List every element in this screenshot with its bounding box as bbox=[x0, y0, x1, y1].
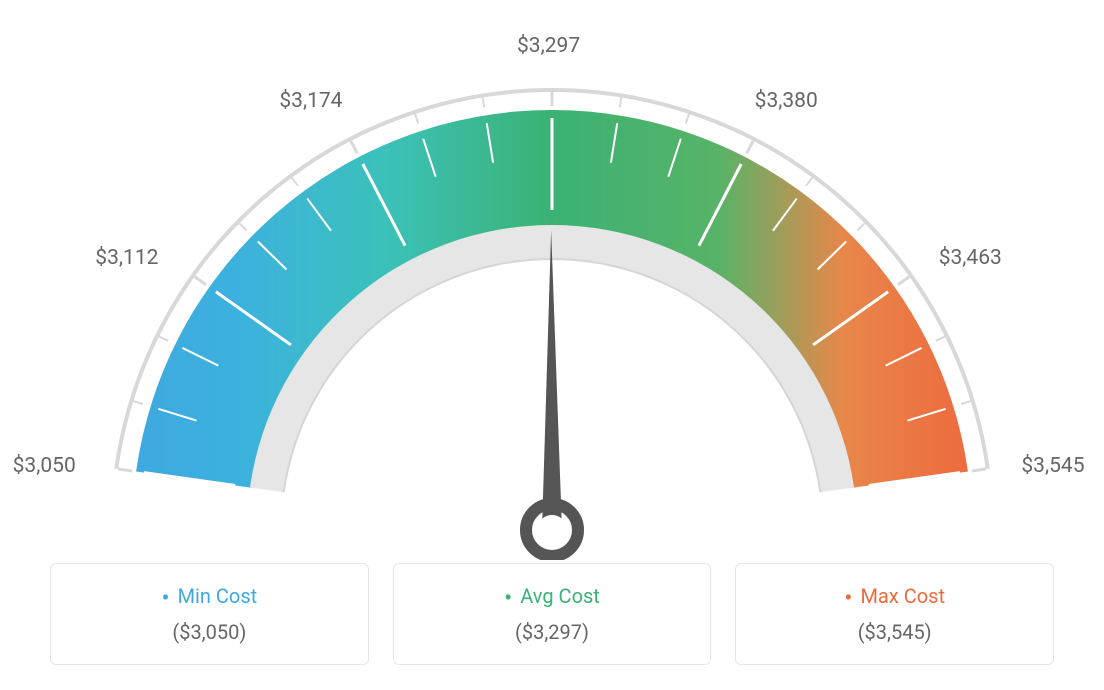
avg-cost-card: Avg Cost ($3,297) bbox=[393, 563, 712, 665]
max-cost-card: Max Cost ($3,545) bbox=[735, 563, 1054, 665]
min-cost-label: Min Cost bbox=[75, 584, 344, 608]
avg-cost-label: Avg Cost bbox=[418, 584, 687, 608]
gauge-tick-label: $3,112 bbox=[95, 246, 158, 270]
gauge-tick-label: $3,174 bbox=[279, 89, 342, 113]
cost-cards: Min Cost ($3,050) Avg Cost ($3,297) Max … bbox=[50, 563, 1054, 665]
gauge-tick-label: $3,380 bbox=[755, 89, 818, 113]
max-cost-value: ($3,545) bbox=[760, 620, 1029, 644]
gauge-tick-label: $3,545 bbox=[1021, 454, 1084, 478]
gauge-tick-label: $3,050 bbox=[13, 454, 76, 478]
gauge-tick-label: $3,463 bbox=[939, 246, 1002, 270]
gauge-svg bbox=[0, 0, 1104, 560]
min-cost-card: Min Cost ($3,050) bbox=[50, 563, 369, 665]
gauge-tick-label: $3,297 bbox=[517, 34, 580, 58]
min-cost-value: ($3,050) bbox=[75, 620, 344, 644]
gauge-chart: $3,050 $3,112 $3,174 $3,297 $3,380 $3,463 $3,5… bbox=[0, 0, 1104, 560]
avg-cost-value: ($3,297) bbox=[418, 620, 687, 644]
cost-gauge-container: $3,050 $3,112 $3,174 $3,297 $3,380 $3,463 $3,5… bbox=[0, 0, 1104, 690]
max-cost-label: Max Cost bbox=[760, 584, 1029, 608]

__________________________________________________

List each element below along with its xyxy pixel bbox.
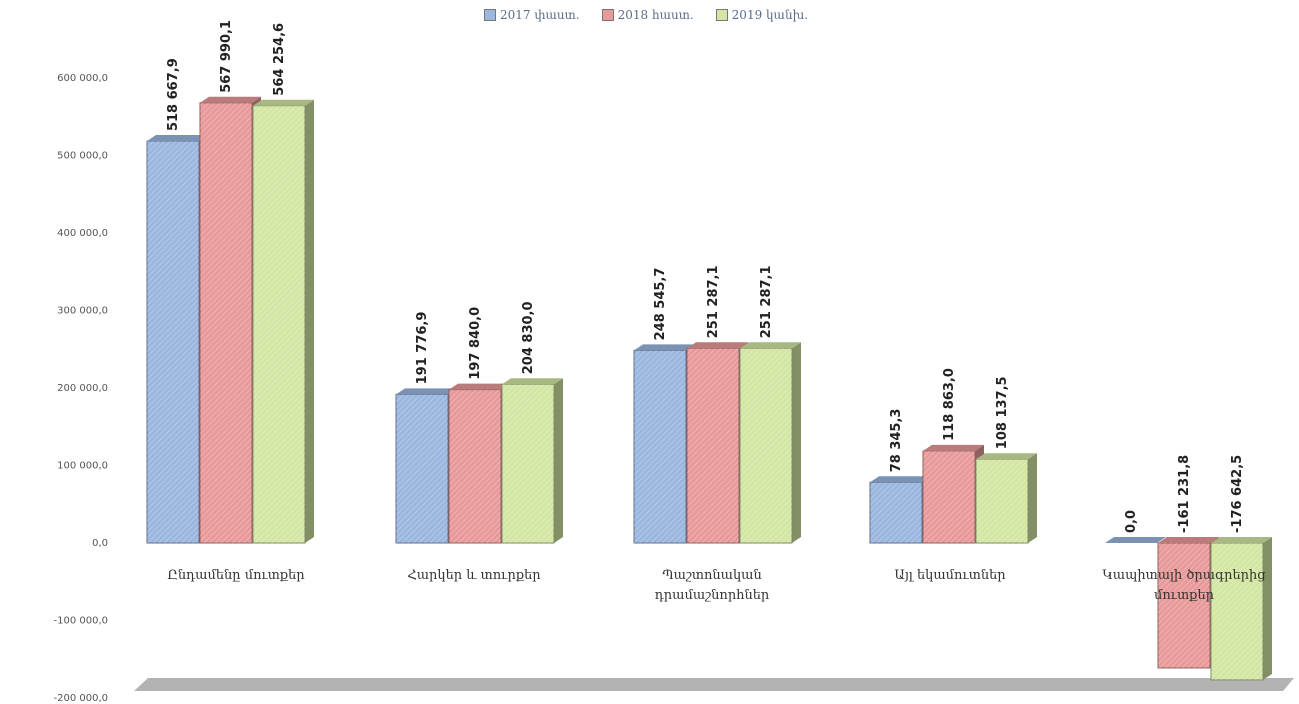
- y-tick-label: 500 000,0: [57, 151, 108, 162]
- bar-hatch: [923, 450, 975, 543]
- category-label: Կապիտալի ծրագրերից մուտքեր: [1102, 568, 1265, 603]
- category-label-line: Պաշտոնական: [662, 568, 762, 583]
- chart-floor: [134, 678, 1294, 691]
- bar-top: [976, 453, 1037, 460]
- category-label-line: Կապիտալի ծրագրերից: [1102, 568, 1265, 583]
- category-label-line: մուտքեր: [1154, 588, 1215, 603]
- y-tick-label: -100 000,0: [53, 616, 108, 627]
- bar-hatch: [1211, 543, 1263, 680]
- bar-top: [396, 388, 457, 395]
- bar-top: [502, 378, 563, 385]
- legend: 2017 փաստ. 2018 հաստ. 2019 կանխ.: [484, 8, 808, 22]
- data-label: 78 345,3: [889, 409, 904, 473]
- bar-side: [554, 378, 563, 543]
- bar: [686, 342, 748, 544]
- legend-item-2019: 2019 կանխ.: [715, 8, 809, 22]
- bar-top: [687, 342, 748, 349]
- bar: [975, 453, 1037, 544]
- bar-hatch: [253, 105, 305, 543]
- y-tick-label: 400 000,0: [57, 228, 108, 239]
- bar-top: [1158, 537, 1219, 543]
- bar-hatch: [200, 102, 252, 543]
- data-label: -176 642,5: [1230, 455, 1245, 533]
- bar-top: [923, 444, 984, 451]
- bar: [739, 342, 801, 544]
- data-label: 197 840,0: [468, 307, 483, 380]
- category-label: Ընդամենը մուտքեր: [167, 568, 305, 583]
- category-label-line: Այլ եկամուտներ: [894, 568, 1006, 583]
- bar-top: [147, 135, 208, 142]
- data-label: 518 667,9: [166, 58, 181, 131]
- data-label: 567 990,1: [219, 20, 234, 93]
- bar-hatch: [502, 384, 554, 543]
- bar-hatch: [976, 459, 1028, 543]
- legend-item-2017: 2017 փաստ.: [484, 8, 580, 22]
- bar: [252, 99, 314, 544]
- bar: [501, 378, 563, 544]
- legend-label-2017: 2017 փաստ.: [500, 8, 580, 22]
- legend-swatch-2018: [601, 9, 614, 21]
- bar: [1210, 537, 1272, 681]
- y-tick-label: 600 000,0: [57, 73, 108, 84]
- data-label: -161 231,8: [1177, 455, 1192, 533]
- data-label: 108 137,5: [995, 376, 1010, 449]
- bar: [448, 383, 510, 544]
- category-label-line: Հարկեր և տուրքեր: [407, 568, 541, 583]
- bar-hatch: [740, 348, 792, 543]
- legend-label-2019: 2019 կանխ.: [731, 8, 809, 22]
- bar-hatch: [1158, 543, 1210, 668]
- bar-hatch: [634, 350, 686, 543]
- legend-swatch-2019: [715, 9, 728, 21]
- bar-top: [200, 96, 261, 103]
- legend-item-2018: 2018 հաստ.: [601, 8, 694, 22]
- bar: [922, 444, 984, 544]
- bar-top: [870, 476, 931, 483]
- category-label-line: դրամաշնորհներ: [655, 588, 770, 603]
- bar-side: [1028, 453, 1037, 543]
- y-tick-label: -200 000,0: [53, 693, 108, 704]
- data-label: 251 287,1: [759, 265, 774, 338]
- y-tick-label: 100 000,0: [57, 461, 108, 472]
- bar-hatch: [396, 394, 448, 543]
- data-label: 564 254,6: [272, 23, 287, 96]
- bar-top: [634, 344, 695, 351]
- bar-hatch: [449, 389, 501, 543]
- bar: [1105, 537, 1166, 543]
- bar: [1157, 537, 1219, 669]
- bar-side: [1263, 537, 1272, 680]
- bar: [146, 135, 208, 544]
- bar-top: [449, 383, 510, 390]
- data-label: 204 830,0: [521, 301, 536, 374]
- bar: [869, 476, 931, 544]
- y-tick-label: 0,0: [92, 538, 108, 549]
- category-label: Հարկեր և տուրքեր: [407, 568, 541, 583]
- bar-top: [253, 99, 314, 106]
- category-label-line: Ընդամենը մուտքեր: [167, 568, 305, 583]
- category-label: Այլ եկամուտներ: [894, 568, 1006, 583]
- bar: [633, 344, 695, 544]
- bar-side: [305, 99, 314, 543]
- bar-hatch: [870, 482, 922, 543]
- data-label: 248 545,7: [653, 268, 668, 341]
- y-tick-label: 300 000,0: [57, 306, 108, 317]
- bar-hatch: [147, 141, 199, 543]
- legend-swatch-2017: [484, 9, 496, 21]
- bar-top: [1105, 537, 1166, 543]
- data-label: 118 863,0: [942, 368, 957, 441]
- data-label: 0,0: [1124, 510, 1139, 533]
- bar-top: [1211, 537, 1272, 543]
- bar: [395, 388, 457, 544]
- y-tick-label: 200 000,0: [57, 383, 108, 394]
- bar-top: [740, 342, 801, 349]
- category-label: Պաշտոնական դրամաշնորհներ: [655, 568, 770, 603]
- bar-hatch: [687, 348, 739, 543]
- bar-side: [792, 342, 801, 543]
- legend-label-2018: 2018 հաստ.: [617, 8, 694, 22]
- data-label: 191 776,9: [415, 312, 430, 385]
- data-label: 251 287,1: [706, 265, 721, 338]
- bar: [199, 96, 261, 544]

__________________________________________________

* WHAT IS NEEDED
Reproduce the material from the line with "avg-cost-card: Avg Cost" to the line with "gauge-tick-label: $3,380 bbox=[755, 89, 818, 113]", unchanged.

* TASK RESPONSE
avg-cost-card: Avg Cost ($3,297) bbox=[393, 563, 712, 665]
max-cost-card: Max Cost ($3,545) bbox=[735, 563, 1054, 665]
min-cost-label: Min Cost bbox=[75, 584, 344, 608]
avg-cost-label: Avg Cost bbox=[418, 584, 687, 608]
gauge-tick-label: $3,112 bbox=[95, 246, 158, 270]
gauge-tick-label: $3,174 bbox=[279, 89, 342, 113]
cost-cards: Min Cost ($3,050) Avg Cost ($3,297) Max … bbox=[50, 563, 1054, 665]
gauge-tick-label: $3,380 bbox=[755, 89, 818, 113]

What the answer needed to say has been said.